--- start PROVIDED ENTRIES ---
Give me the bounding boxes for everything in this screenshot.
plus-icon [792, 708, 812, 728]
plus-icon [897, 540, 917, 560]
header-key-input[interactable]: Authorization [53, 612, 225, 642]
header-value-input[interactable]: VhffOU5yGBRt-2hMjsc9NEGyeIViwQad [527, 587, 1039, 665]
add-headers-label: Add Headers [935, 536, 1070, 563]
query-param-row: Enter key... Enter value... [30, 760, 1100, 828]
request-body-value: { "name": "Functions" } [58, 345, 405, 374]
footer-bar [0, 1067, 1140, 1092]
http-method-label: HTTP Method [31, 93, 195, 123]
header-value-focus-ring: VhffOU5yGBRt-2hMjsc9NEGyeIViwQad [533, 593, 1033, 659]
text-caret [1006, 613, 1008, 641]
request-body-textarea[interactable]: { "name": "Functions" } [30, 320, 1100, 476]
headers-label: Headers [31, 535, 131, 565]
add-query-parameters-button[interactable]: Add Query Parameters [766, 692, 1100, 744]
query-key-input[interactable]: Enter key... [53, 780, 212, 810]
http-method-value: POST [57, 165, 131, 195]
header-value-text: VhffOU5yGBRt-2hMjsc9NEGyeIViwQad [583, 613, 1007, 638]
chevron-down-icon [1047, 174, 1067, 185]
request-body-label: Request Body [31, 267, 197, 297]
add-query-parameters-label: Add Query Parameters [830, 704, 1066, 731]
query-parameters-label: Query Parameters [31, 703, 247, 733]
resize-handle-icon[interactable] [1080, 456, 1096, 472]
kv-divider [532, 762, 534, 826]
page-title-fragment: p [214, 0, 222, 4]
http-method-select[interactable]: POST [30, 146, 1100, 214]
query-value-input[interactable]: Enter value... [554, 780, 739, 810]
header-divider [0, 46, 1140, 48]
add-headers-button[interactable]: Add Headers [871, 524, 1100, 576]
--- end PROVIDED ENTRIES ---
--- start PROVIDED ENTRIES ---
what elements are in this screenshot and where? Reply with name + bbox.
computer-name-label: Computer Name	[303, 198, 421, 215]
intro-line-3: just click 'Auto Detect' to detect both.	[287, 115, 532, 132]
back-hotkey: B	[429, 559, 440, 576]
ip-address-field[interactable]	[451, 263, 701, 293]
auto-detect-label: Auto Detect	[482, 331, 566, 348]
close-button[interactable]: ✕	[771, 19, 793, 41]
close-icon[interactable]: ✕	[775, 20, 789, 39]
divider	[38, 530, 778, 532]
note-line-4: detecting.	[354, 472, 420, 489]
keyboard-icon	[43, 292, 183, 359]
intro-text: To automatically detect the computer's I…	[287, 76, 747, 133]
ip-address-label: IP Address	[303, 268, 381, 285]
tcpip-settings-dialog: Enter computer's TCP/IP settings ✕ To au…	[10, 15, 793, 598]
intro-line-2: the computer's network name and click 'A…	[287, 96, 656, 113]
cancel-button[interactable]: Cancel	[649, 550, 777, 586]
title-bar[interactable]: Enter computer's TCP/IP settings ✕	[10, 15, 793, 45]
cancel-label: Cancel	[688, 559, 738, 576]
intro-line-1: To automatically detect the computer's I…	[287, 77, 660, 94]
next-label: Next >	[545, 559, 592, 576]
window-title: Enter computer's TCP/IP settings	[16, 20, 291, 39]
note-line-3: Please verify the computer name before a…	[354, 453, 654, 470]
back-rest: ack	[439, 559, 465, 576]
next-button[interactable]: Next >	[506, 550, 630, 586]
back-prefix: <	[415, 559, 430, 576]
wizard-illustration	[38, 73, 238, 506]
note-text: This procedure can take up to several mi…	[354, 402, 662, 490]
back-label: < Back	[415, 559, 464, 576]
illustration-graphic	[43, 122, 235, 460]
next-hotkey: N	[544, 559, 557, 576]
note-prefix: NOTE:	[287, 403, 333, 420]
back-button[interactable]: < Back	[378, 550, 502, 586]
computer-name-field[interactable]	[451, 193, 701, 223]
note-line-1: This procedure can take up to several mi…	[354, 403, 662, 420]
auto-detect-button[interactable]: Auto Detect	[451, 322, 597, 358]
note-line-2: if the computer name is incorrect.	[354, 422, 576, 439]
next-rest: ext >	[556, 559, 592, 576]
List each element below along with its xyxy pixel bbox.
--- end PROVIDED ENTRIES ---
▶ WORK INSTRUCTIONS: Copy out everything in the records from the line containing "Give me the" down to the line containing "612, 225, 642]", both lines included.

▶ EXERCISE RESPONSE:
Give me the bounding boxes for everything in this screenshot.
plus-icon [792, 708, 812, 728]
plus-icon [897, 540, 917, 560]
header-key-input[interactable]: Authorization [53, 612, 225, 642]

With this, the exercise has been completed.